# [Assigned task]
Each record listed below is to be output exactly as written.
####################
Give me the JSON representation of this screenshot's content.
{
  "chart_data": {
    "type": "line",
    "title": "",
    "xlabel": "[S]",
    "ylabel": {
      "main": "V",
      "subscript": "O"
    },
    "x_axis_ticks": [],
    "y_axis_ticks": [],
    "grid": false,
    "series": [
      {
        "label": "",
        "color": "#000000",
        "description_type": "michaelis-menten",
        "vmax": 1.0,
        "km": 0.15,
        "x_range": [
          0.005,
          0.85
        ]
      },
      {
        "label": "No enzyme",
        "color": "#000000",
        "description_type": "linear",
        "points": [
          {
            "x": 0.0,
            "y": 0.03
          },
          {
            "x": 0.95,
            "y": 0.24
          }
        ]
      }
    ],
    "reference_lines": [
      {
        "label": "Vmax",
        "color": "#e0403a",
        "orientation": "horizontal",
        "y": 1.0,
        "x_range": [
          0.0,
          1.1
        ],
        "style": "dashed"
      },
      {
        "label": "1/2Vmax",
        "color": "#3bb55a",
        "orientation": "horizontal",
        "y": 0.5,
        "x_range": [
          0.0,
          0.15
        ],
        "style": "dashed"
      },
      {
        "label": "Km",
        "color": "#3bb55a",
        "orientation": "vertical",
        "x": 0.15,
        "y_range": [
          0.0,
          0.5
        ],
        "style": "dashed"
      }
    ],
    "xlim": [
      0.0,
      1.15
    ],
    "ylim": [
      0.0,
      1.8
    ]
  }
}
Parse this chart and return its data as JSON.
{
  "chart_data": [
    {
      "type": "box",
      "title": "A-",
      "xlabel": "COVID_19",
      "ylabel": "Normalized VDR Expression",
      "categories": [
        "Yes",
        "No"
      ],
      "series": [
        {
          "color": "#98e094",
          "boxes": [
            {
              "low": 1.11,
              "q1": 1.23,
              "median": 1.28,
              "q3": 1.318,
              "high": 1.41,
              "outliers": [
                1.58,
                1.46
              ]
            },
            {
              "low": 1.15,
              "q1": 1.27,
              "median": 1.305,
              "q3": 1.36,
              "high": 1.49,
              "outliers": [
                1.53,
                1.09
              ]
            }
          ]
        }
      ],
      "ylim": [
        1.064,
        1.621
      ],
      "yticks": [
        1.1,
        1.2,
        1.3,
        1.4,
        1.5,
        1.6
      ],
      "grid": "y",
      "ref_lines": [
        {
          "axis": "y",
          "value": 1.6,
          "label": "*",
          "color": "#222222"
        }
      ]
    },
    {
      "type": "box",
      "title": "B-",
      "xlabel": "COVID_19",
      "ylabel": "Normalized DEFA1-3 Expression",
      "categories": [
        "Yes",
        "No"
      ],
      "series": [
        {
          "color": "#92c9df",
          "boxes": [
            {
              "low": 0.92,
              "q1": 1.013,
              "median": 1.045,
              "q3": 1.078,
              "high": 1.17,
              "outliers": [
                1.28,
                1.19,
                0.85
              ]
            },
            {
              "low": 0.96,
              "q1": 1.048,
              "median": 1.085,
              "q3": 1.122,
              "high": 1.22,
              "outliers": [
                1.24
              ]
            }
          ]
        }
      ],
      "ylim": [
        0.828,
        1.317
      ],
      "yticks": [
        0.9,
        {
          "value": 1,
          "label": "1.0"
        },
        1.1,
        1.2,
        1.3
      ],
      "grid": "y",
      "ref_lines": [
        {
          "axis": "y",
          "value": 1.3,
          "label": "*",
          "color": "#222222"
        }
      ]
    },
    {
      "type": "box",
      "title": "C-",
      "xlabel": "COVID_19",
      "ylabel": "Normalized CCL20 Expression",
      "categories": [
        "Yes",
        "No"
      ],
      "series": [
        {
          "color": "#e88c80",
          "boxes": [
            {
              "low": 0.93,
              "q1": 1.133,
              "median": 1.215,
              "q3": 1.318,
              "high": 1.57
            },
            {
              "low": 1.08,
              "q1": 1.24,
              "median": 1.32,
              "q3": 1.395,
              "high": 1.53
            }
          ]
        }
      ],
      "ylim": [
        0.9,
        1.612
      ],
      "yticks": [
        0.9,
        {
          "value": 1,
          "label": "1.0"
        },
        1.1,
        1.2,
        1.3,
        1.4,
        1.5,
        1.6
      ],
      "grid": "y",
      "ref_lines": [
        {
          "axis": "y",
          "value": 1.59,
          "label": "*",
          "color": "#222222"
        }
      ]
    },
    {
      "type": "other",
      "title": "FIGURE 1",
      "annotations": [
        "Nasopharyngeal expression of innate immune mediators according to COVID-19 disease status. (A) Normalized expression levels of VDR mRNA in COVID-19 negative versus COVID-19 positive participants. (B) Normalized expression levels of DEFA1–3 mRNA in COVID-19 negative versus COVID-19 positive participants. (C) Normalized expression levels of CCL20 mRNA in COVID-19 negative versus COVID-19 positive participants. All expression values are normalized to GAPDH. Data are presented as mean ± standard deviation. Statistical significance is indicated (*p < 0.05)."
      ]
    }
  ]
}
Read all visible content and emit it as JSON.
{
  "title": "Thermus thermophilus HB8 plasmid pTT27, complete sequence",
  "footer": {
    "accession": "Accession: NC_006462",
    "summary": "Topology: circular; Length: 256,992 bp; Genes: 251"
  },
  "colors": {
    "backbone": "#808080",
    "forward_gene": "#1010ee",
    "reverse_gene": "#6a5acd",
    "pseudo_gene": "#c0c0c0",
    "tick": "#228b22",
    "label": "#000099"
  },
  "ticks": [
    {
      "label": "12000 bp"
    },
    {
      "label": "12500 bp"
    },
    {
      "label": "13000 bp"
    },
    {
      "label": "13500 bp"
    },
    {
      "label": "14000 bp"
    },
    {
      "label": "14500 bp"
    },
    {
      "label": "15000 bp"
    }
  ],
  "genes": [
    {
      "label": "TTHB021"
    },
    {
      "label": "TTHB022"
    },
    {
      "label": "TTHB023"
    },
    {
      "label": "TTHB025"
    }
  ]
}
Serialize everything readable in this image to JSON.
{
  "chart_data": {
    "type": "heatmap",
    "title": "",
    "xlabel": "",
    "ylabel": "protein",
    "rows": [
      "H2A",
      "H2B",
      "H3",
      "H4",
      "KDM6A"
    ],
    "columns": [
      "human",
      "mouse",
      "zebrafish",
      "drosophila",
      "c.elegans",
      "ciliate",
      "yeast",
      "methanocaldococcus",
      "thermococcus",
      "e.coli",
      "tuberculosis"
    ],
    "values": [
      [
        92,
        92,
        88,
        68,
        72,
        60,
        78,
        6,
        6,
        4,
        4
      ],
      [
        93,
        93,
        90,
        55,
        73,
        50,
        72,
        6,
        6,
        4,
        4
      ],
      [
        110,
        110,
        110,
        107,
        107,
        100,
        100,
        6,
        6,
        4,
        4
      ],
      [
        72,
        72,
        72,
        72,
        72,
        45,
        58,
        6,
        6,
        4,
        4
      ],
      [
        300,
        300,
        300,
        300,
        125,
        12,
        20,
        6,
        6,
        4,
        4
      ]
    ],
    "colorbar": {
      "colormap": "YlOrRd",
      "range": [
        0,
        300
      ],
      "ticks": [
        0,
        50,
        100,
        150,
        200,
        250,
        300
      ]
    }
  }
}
####################
# [Exercise output]
Give me the JSON representation of this screenshot's content.
{
  "chart_data": {
    "type": "line",
    "title": "",
    "xlabel": "[S]",
    "ylabel": {
      "main": "V",
      "subscript": "O"
    },
    "x_axis_ticks": [],
    "y_axis_ticks": [],
    "grid": false,
    "series": [
      {
        "label": "",
        "color": "#000000",
        "description_type": "michaelis-menten",
        "vmax": 1.0,
        "km": 0.15,
        "x_range": [
          0.005,
          0.85
        ]
      },
      {
        "label": "No enzyme",
        "color": "#000000",
        "description_type": "linear",
        "points": [
          {
            "x": 0.0,
            "y": 0.03
          },
          {
            "x": 0.95,
            "y": 0.24
          }
        ]
      }
    ],
    "reference_lines": [
      {
        "label": "Vmax",
        "color": "#e0403a",
        "orientation": "horizontal",
        "y": 1.0,
        "x_range": [
          0.0,
          1.1
        ],
        "style": "dashed"
      },
      {
        "label": "1/2Vmax",
        "color": "#3bb55a",
        "orientation": "horizontal",
        "y": 0.5,
        "x_range": [
          0.0,
          0.15
        ],
        "style": "dashed"
      },
      {
        "label": "Km",
        "color": "#3bb55a",
        "orientation": "vertical",
        "x": 0.15,
        "y_range": [
          0.0,
          0.5
        ],
        "style": "dashed"
      }
    ],
    "xlim": [
      0.0,
      1.15
    ],
    "ylim": [
      0.0,
      1.8
    ]
  }
}
Parse this chart and return its data as JSON.
{
  "chart_data": [
    {
      "type": "box",
      "title": "A-",
      "xlabel": "COVID_19",
      "ylabel": "Normalized VDR Expression",
      "categories": [
        "Yes",
        "No"
      ],
      "series": [
        {
          "color": "#98e094",
          "boxes": [
            {
              "low": 1.11,
              "q1": 1.23,
              "median": 1.28,
              "q3": 1.318,
              "high": 1.41,
              "outliers": [
                1.58,
                1.46
              ]
            },
            {
              "low": 1.15,
              "q1": 1.27,
              "median": 1.305,
              "q3": 1.36,
              "high": 1.49,
              "outliers": [
                1.53,
                1.09
              ]
            }
          ]
        }
      ],
      "ylim": [
        1.064,
        1.621
      ],
      "yticks": [
        1.1,
        1.2,
        1.3,
        1.4,
        1.5,
        1.6
      ],
      "grid": "y",
      "ref_lines": [
        {
          "axis": "y",
          "value": 1.6,
          "label": "*",
          "color": "#222222"
        }
      ]
    },
    {
      "type": "box",
      "title": "B-",
      "xlabel": "COVID_19",
      "ylabel": "Normalized DEFA1-3 Expression",
      "categories": [
        "Yes",
        "No"
      ],
      "series": [
        {
          "color": "#92c9df",
          "boxes": [
            {
              "low": 0.92,
              "q1": 1.013,
              "median": 1.045,
              "q3": 1.078,
              "high": 1.17,
              "outliers": [
                1.28,
                1.19,
                0.85
              ]
            },
            {
              "low": 0.96,
              "q1": 1.048,
              "median": 1.085,
              "q3": 1.122,
              "high": 1.22,
              "outliers": [
                1.24
              ]
            }
          ]
        }
      ],
      "ylim": [
        0.828,
        1.317
      ],
      "yticks": [
        0.9,
        {
          "value": 1,
          "label": "1.0"
        },
        1.1,
        1.2,
        1.3
      ],
      "grid": "y",
      "ref_lines": [
        {
          "axis": "y",
          "value": 1.3,
          "label": "*",
          "color": "#222222"
        }
      ]
    },
    {
      "type": "box",
      "title": "C-",
      "xlabel": "COVID_19",
      "ylabel": "Normalized CCL20 Expression",
      "categories": [
        "Yes",
        "No"
      ],
      "series": [
        {
          "color": "#e88c80",
          "boxes": [
            {
              "low": 0.93,
              "q1": 1.133,
              "median": 1.215,
              "q3": 1.318,
              "high": 1.57
            },
            {
              "low": 1.08,
              "q1": 1.24,
              "median": 1.32,
              "q3": 1.395,
              "high": 1.53
            }
          ]
        }
      ],
      "ylim": [
        0.9,
        1.612
      ],
      "yticks": [
        0.9,
        {
          "value": 1,
          "label": "1.0"
        },
        1.1,
        1.2,
        1.3,
        1.4,
        1.5,
        1.6
      ],
      "grid": "y",
      "ref_lines": [
        {
          "axis": "y",
          "value": 1.59,
          "label": "*",
          "color": "#222222"
        }
      ]
    },
    {
      "type": "other",
      "title": "FIGURE 1",
      "annotations": [
        "Nasopharyngeal expression of innate immune mediators according to COVID-19 disease status. (A) Normalized expression levels of VDR mRNA in COVID-19 negative versus COVID-19 positive participants. (B) Normalized expression levels of DEFA1–3 mRNA in COVID-19 negative versus COVID-19 positive participants. (C) Normalized expression levels of CCL20 mRNA in COVID-19 negative versus COVID-19 positive participants. All expression values are normalized to GAPDH. Data are presented as mean ± standard deviation. Statistical significance is indicated (*p < 0.05)."
      ]
    }
  ]
}
Read all visible content and emit it as JSON.
{
  "title": "Thermus thermophilus HB8 plasmid pTT27, complete sequence",
  "footer": {
    "accession": "Accession: NC_006462",
    "summary": "Topology: circular; Length: 256,992 bp; Genes: 251"
  },
  "colors": {
    "backbone": "#808080",
    "forward_gene": "#1010ee",
    "reverse_gene": "#6a5acd",
    "pseudo_gene": "#c0c0c0",
    "tick": "#228b22",
    "label": "#000099"
  },
  "ticks": [
    {
      "label": "12000 bp"
    },
    {
      "label": "12500 bp"
    },
    {
      "label": "13000 bp"
    },
    {
      "label": "13500 bp"
    },
    {
      "label": "14000 bp"
    },
    {
      "label": "14500 bp"
    },
    {
      "label": "15000 bp"
    }
  ],
  "genes": [
    {
      "label": "TTHB021"
    },
    {
      "label": "TTHB022"
    },
    {
      "label": "TTHB023"
    },
    {
      "label": "TTHB025"
    }
  ]
}
Serialize everything readable in this image to JSON.
{
  "chart_data": {
    "type": "heatmap",
    "title": "",
    "xlabel": "",
    "ylabel": "protein",
    "rows": [
      "H2A",
      "H2B",
      "H3",
      "H4",
      "KDM6A"
    ],
    "columns": [
      "human",
      "mouse",
      "zebrafish",
      "drosophila",
      "c.elegans",
      "ciliate",
      "yeast",
      "methanocaldococcus",
      "thermococcus",
      "e.coli",
      "tuberculosis"
    ],
    "values": [
      [
        92,
        92,
        88,
        68,
        72,
        60,
        78,
        6,
        6,
        4,
        4
      ],
      [
        93,
        93,
        90,
        55,
        73,
        50,
        72,
        6,
        6,
        4,
        4
      ],
      [
        110,
        110,
        110,
        107,
        107,
        100,
        100,
        6,
        6,
        4,
        4
      ],
      [
        72,
        72,
        72,
        72,
        72,
        45,
        58,
        6,
        6,
        4,
        4
      ],
      [
        300,
        300,
        300,
        300,
        125,
        12,
        20,
        6,
        6,
        4,
        4
      ]
    ],
    "colorbar": {
      "colormap": "YlOrRd",
      "range": [
        0,
        300
      ],
      "ticks": [
        0,
        50,
        100,
        150,
        200,
        250,
        300
      ]
    }
  }
}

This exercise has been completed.